BEGIN Data supplied

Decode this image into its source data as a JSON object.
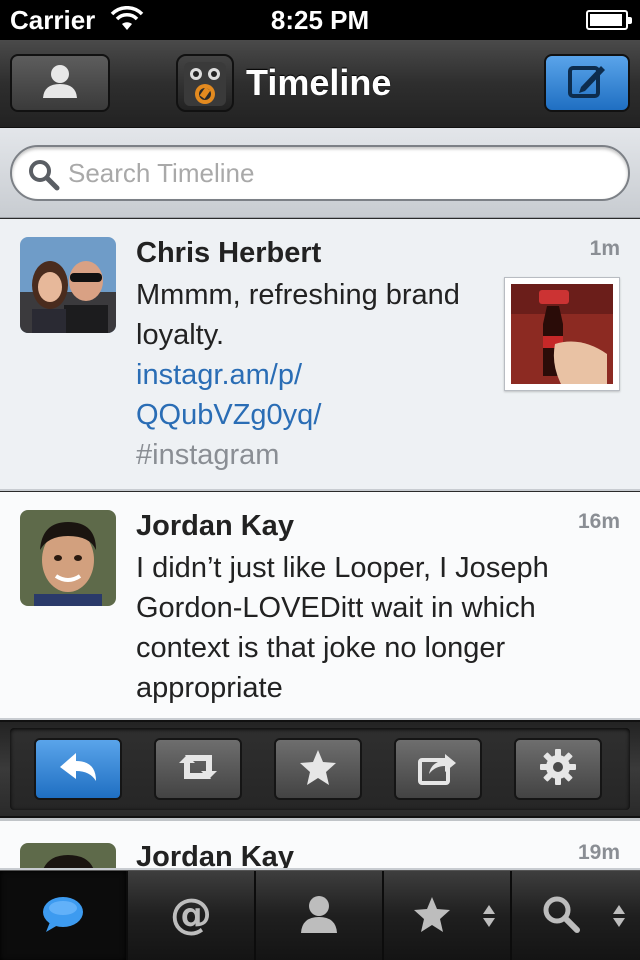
{
  "status_bar": {
    "carrier": "Carrier",
    "time": "8:25 PM",
    "battery_level": 0.9
  },
  "nav": {
    "title": "Timeline"
  },
  "search": {
    "placeholder": "Search Timeline"
  },
  "tweets": [
    {
      "name": "Chris Herbert",
      "time": "1m",
      "text": "Mmmm, refreshing brand loyalty.",
      "link_line1": "instagr.am/p/",
      "link_line2": "QQubVZg0yq/",
      "hashtag": "#instagram"
    },
    {
      "name": "Jordan Kay",
      "time": "16m",
      "text": "I didn’t just like Looper, I Joseph Gordon-LOVEDitt wait in which context is that joke no longer appropriate"
    },
    {
      "name": "Jordan Kay",
      "time": "19m"
    }
  ],
  "actions": [
    "reply-icon",
    "retweet-icon",
    "star-icon",
    "share-icon",
    "gear-icon"
  ],
  "tabs": [
    "timeline-bubble-icon",
    "at-mention-icon",
    "profile-icon",
    "favorites-star-icon",
    "search-icon"
  ],
  "colors": {
    "accent_blue": "#2f86d8",
    "link": "#2a6db5"
  }
}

END Data supplied

Description of the task:
The pictures should not be reproduced; quote all of the other material exactly.

Solution to this problem:
Decode this image into its source data as a JSON object.
{
  "status_bar": {
    "carrier": "Carrier",
    "time": "8:25 PM",
    "battery_level": 0.9
  },
  "nav": {
    "title": "Timeline"
  },
  "search": {
    "placeholder": "Search Timeline"
  },
  "tweets": [
    {
      "name": "Chris Herbert",
      "time": "1m",
      "text": "Mmmm, refreshing brand loyalty.",
      "link_line1": "instagr.am/p/",
      "link_line2": "QQubVZg0yq/",
      "hashtag": "#instagram"
    },
    {
      "name": "Jordan Kay",
      "time": "16m",
      "text": "I didn’t just like Looper, I Joseph Gordon-LOVEDitt wait in which context is that joke no longer appropriate"
    },
    {
      "name": "Jordan Kay",
      "time": "19m"
    }
  ],
  "actions": [
    "reply-icon",
    "retweet-icon",
    "star-icon",
    "share-icon",
    "gear-icon"
  ],
  "tabs": [
    "timeline-bubble-icon",
    "at-mention-icon",
    "profile-icon",
    "favorites-star-icon",
    "search-icon"
  ],
  "colors": {
    "accent_blue": "#2f86d8",
    "link": "#2a6db5"
  }
}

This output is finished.